+++ Dataset records
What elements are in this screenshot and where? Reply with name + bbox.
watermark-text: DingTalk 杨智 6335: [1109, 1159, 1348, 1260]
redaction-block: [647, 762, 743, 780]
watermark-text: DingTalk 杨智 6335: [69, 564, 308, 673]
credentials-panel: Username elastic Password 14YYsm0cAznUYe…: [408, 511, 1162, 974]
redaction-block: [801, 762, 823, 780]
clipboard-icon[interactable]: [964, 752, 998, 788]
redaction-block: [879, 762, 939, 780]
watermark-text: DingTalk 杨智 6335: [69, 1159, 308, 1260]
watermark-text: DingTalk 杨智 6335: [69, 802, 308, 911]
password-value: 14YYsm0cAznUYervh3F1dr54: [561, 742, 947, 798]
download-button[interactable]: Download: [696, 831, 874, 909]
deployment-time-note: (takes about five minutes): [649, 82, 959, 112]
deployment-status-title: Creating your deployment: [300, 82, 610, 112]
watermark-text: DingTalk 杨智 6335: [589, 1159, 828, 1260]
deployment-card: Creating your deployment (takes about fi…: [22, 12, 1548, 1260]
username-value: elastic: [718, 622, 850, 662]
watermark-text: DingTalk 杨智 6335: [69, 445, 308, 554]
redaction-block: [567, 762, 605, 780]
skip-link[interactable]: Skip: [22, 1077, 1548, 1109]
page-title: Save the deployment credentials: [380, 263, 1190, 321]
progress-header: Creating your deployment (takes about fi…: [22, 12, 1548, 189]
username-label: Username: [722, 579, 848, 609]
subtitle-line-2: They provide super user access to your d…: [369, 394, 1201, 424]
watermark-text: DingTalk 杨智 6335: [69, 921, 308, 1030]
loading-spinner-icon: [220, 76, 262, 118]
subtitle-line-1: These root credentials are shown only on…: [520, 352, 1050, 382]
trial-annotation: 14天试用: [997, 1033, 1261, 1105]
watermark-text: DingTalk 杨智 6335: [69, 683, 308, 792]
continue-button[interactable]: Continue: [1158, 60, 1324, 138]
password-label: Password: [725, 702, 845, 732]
++++++
- Written request: Copy the rows word for word, from the first one through the row that contains "redaction-block: [801, 762, 823, 780]", both included.

- Right answer:
What elements are in this screenshot and where? Reply with name + bbox.
watermark-text: DingTalk 杨智 6335: [1109, 1159, 1348, 1260]
redaction-block: [647, 762, 743, 780]
watermark-text: DingTalk 杨智 6335: [69, 564, 308, 673]
credentials-panel: Username elastic Password 14YYsm0cAznUYe…: [408, 511, 1162, 974]
redaction-block: [801, 762, 823, 780]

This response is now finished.